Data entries
- - - - -

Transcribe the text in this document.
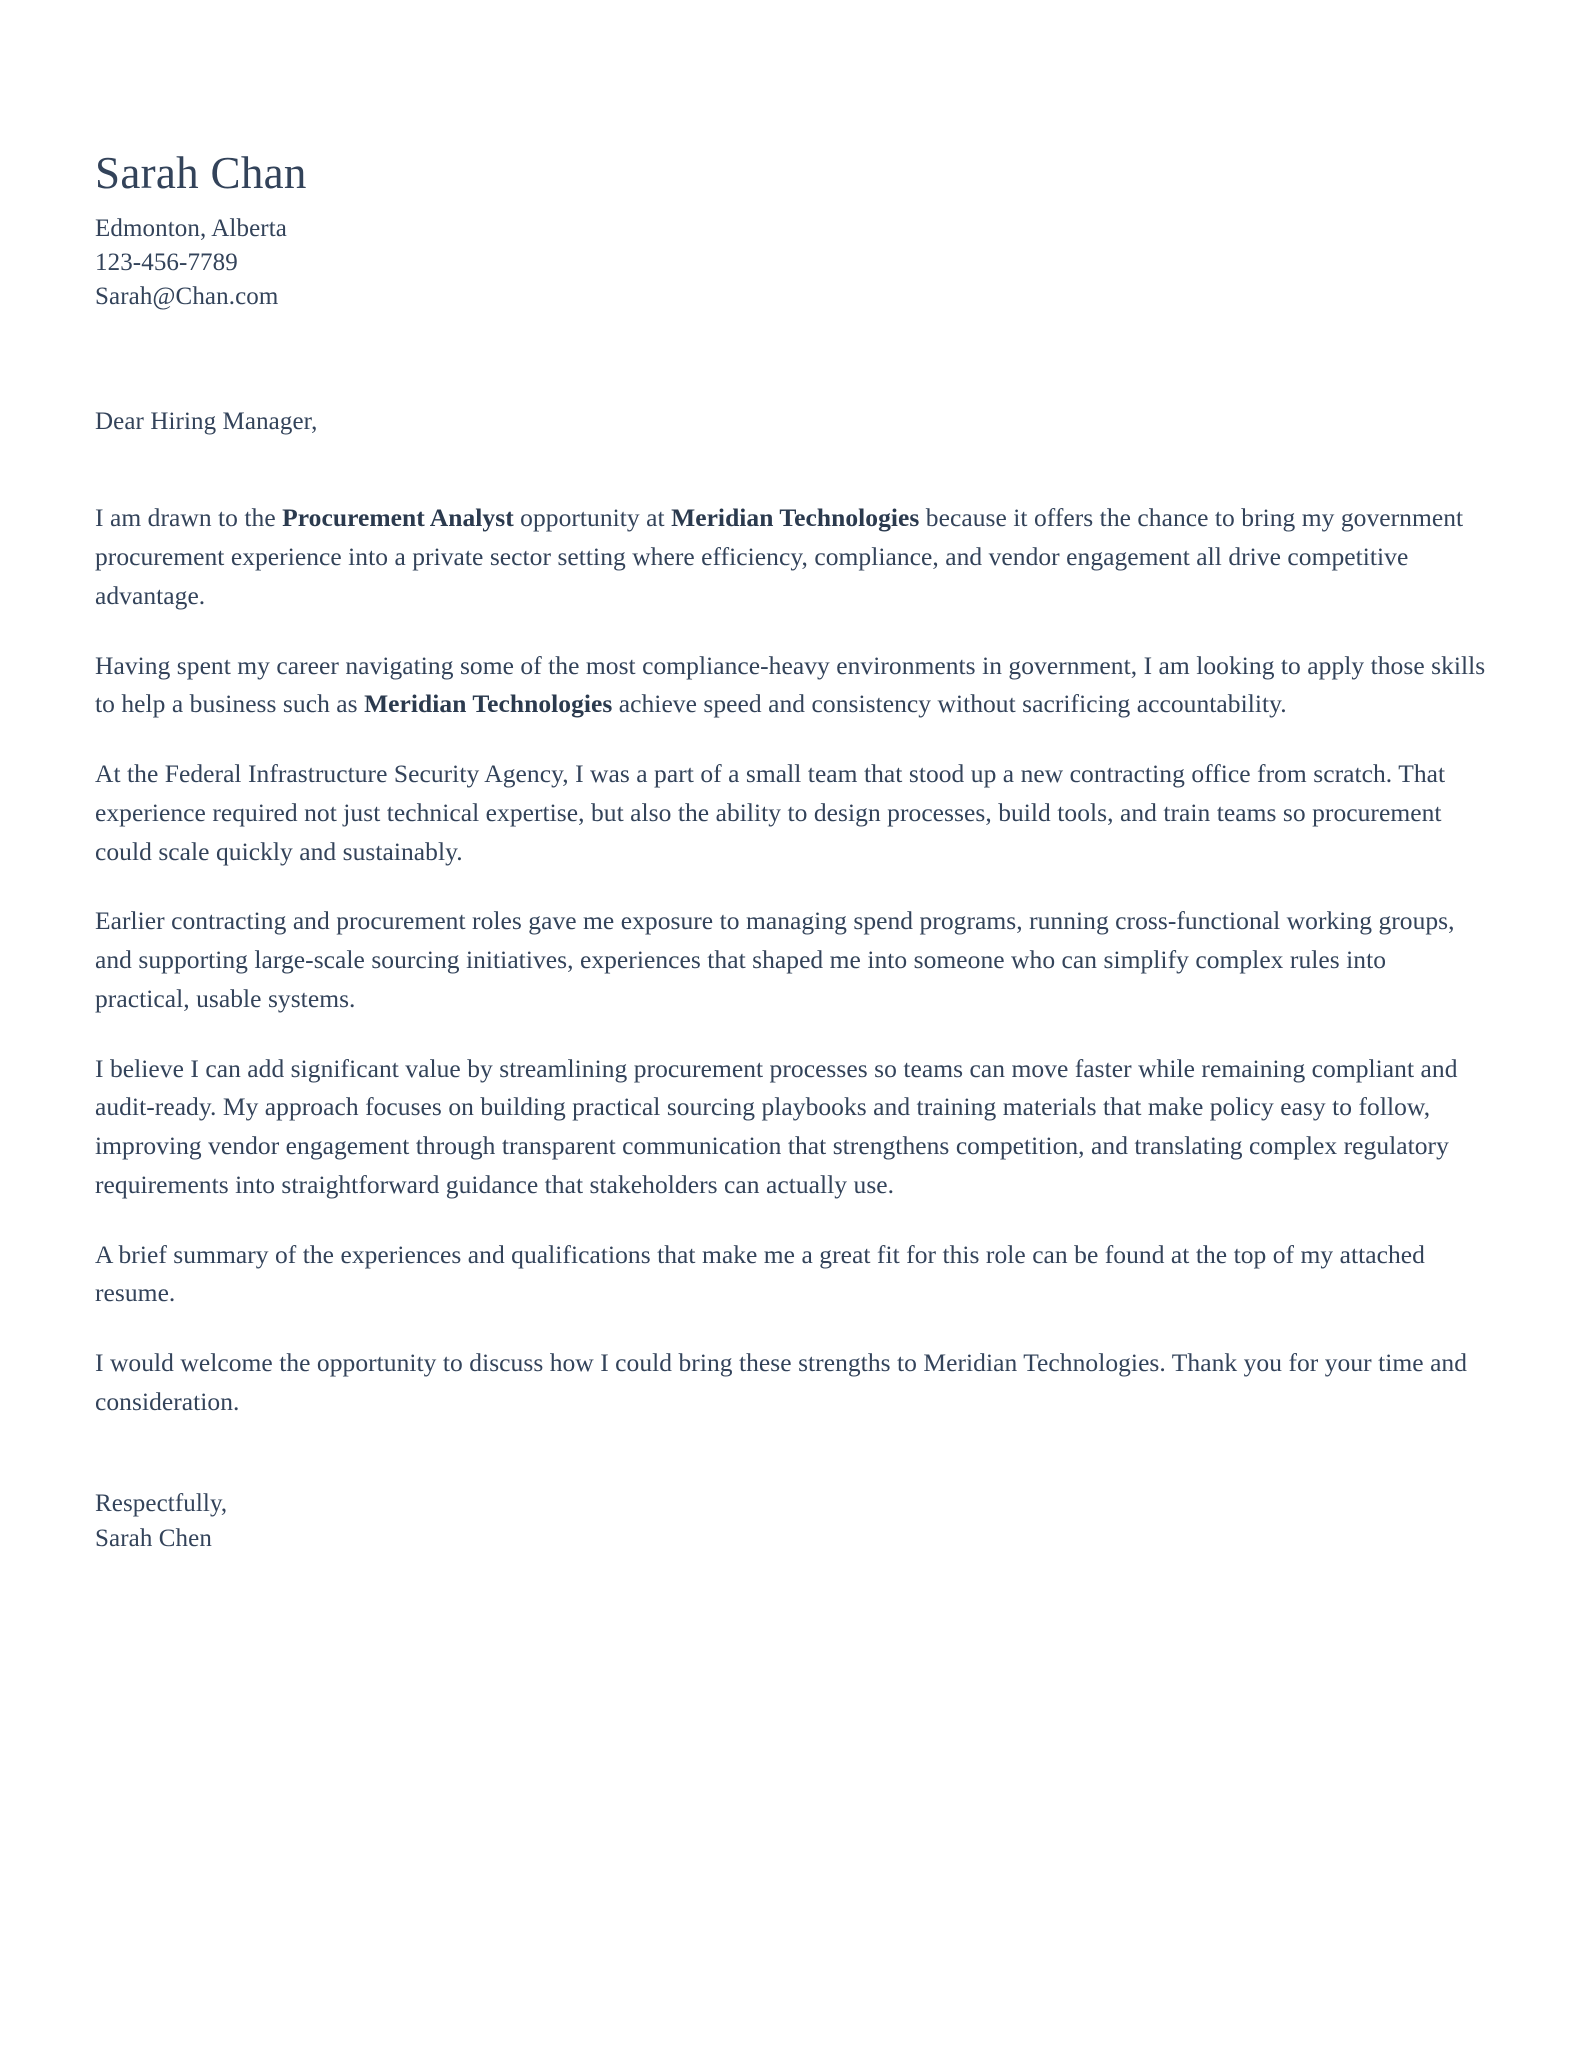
Sarah Chan
Edmonton, Alberta
123-456-7789
Sarah@Chan.com
Dear Hiring Manager,

I am drawn to the Procurement Analyst opportunity at Meridian Technologies because it offers the chance to bring my government procurement experience into a private sector setting where efficiency, compliance, and vendor engagement all drive competitive advantage.

Having spent my career navigating some of the most compliance-heavy environments in government, I am looking to apply those skills to help a business such as Meridian Technologies achieve speed and consistency without sacrificing accountability.

At the Federal Infrastructure Security Agency, I was a part of a small team that stood up a new contracting office from scratch. That experience required not just technical expertise, but also the ability to design processes, build tools, and train teams so procurement could scale quickly and sustainably.

Earlier contracting and procurement roles gave me exposure to managing spend programs, running cross-functional working groups, and supporting large-scale sourcing initiatives, experiences that shaped me into someone who can simplify complex rules into practical, usable systems.

I believe I can add significant value by streamlining procurement processes so teams can move faster while remaining compliant and audit-ready. My approach focuses on building practical sourcing playbooks and training materials that make policy easy to follow, improving vendor engagement through transparent communication that strengthens competition, and translating complex regulatory requirements into straightforward guidance that stakeholders can actually use.

A brief summary of the experiences and qualifications that make me a great fit for this role can be found at the top of my attached resume.

I would welcome the opportunity to discuss how I could bring these strengths to Meridian Technologies. Thank you for your time and consideration.

Respectfully,
Sarah Chen
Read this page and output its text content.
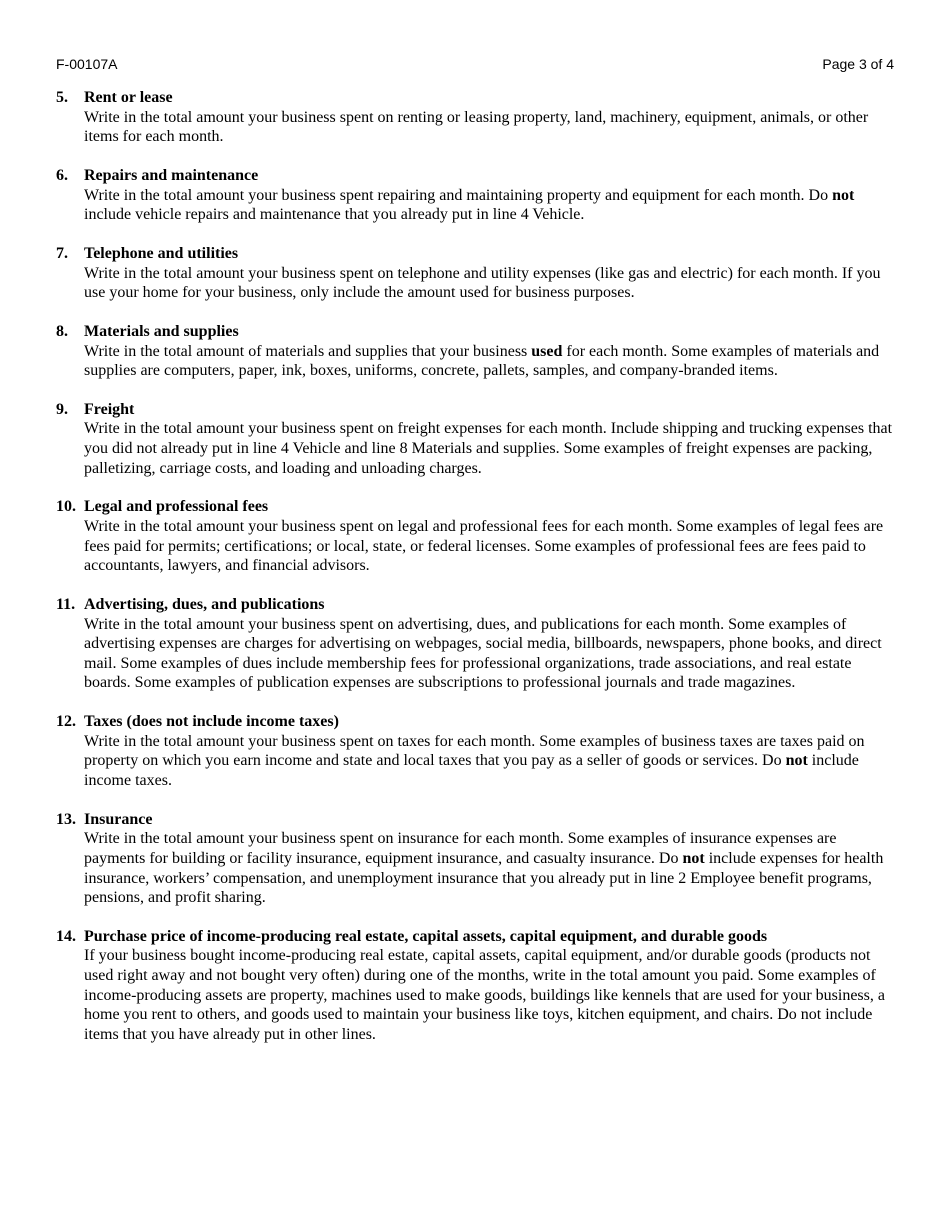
F-00107A	Page 3 of 4
5. Rent or lease

Write in the total amount your business spent on renting or leasing property, land, machinery, equipment, animals, or other items for each month.

6. Repairs and maintenance

Write in the total amount your business spent repairing and maintaining property and equipment for each month. Do not include vehicle repairs and maintenance that you already put in line 4 Vehicle.

7. Telephone and utilities

Write in the total amount your business spent on telephone and utility expenses (like gas and electric) for each month. If you use your home for your business, only include the amount used for business purposes.

8. Materials and supplies

Write in the total amount of materials and supplies that your business used for each month. Some examples of materials and supplies are computers, paper, ink, boxes, uniforms, concrete, pallets, samples, and company-branded items.

9. Freight

Write in the total amount your business spent on freight expenses for each month. Include shipping and trucking expenses that you did not already put in line 4 Vehicle and line 8 Materials and supplies. Some examples of freight expenses are packing, palletizing, carriage costs, and loading and unloading charges.

10. Legal and professional fees

Write in the total amount your business spent on legal and professional fees for each month. Some examples of legal fees are fees paid for permits; certifications; or local, state, or federal licenses. Some examples of professional fees are fees paid to accountants, lawyers, and financial advisors.

11. Advertising, dues, and publications

Write in the total amount your business spent on advertising, dues, and publications for each month. Some examples of advertising expenses are charges for advertising on webpages, social media, billboards, newspapers, phone books, and direct mail. Some examples of dues include membership fees for professional organizations, trade associations, and real estate boards. Some examples of publication expenses are subscriptions to professional journals and trade magazines.

12. Taxes (does not include income taxes)

Write in the total amount your business spent on taxes for each month. Some examples of business taxes are taxes paid on property on which you earn income and state and local taxes that you pay as a seller of goods or services. Do not include income taxes.

13. Insurance

Write in the total amount your business spent on insurance for each month. Some examples of insurance expenses are payments for building or facility insurance, equipment insurance, and casualty insurance. Do not include expenses for health insurance, workers’ compensation, and unemployment insurance that you already put in line 2 Employee benefit programs, pensions, and profit sharing.

14. Purchase price of income-producing real estate, capital assets, capital equipment, and durable goods

If your business bought income-producing real estate, capital assets, capital equipment, and/or durable goods (products not used right away and not bought very often) during one of the months, write in the total amount you paid. Some examples of income-producing assets are property, machines used to make goods, buildings like kennels that are used for your business, a home you rent to others, and goods used to maintain your business like toys, kitchen equipment, and chairs. Do not include items that you have already put in other lines.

- - - - -

- **What is being asked**: Reproduce each line of the material containing the word "sourcing".

- **Result**:
Earlier contracting and procurement roles gave me exposure to managing spend programs, running cross-functional working groups, and supporting large-scale sourcing initiatives, experiences that shaped me into someone who can simplify complex rules into practical, usable systems.
I believe I can add significant value by streamlining procurement processes so teams can move faster while remaining compliant and audit-ready. My approach focuses on building practical sourcing playbooks and training materials that make policy easy to follow, improving vendor engagement through transparent communication that strengthens competition, and translating complex regulatory requirements into straightforward guidance that stakeholders can actually use.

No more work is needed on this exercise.